• **Instruction**
Copy out the data exactly, leaving the pictures behind.
=== Entries ===
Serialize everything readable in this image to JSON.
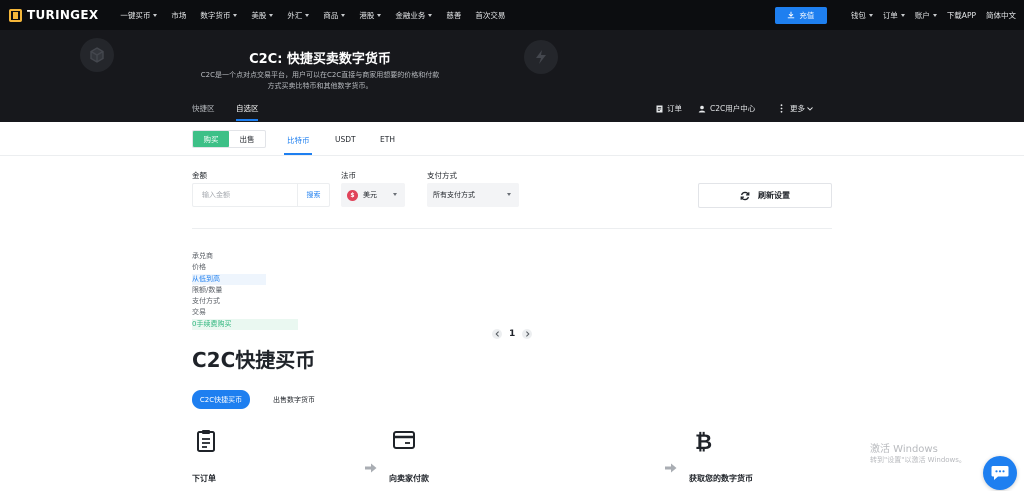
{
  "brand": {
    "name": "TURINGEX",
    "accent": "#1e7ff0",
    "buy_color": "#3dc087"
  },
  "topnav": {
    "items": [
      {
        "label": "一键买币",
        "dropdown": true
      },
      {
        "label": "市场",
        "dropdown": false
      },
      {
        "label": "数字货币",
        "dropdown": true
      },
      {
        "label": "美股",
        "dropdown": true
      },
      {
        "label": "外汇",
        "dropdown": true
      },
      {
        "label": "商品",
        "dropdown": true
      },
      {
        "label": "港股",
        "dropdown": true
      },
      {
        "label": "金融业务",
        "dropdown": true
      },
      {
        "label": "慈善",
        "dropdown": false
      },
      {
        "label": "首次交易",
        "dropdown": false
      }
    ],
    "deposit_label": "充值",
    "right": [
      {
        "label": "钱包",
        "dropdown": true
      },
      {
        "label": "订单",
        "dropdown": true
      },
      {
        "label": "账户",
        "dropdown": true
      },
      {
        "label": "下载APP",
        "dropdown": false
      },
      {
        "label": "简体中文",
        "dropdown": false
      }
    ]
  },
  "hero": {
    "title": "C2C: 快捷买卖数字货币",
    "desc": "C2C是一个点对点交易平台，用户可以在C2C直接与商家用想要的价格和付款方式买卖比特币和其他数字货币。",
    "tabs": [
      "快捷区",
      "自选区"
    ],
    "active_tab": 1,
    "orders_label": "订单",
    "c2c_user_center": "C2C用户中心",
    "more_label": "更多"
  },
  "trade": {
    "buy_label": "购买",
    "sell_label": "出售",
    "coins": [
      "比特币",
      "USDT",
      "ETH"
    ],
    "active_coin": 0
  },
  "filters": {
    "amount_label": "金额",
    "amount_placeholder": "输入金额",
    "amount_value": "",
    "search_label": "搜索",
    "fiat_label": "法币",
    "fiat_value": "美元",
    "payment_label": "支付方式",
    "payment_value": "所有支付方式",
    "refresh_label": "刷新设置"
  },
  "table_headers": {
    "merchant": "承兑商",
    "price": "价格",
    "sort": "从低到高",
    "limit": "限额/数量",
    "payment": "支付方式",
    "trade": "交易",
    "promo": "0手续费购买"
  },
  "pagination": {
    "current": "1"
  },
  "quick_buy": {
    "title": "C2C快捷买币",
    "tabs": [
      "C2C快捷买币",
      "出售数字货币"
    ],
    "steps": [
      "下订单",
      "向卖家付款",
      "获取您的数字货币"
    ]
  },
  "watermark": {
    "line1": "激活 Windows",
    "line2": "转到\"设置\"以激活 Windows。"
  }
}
===
• **Task result**
Serialize everything readable in this image to JSON.
{
  "brand": {
    "name": "TURINGEX",
    "accent": "#1e7ff0",
    "buy_color": "#3dc087"
  },
  "topnav": {
    "items": [
      {
        "label": "一键买币",
        "dropdown": true
      },
      {
        "label": "市场",
        "dropdown": false
      },
      {
        "label": "数字货币",
        "dropdown": true
      },
      {
        "label": "美股",
        "dropdown": true
      },
      {
        "label": "外汇",
        "dropdown": true
      },
      {
        "label": "商品",
        "dropdown": true
      },
      {
        "label": "港股",
        "dropdown": true
      },
      {
        "label": "金融业务",
        "dropdown": true
      },
      {
        "label": "慈善",
        "dropdown": false
      },
      {
        "label": "首次交易",
        "dropdown": false
      }
    ],
    "deposit_label": "充值",
    "right": [
      {
        "label": "钱包",
        "dropdown": true
      },
      {
        "label": "订单",
        "dropdown": true
      },
      {
        "label": "账户",
        "dropdown": true
      },
      {
        "label": "下载APP",
        "dropdown": false
      },
      {
        "label": "简体中文",
        "dropdown": false
      }
    ]
  },
  "hero": {
    "title": "C2C: 快捷买卖数字货币",
    "desc": "C2C是一个点对点交易平台，用户可以在C2C直接与商家用想要的价格和付款方式买卖比特币和其他数字货币。",
    "tabs": [
      "快捷区",
      "自选区"
    ],
    "active_tab": 1,
    "orders_label": "订单",
    "c2c_user_center": "C2C用户中心",
    "more_label": "更多"
  },
  "trade": {
    "buy_label": "购买",
    "sell_label": "出售",
    "coins": [
      "比特币",
      "USDT",
      "ETH"
    ],
    "active_coin": 0
  },
  "filters": {
    "amount_label": "金额",
    "amount_placeholder": "输入金额",
    "amount_value": "",
    "search_label": "搜索",
    "fiat_label": "法币",
    "fiat_value": "美元",
    "payment_label": "支付方式",
    "payment_value": "所有支付方式",
    "refresh_label": "刷新设置"
  },
  "table_headers": {
    "merchant": "承兑商",
    "price": "价格",
    "sort": "从低到高",
    "limit": "限额/数量",
    "payment": "支付方式",
    "trade": "交易",
    "promo": "0手续费购买"
  },
  "pagination": {
    "current": "1"
  },
  "quick_buy": {
    "title": "C2C快捷买币",
    "tabs": [
      "C2C快捷买币",
      "出售数字货币"
    ],
    "steps": [
      "下订单",
      "向卖家付款",
      "获取您的数字货币"
    ]
  },
  "watermark": {
    "line1": "激活 Windows",
    "line2": "转到\"设置\"以激活 Windows。"
  }
}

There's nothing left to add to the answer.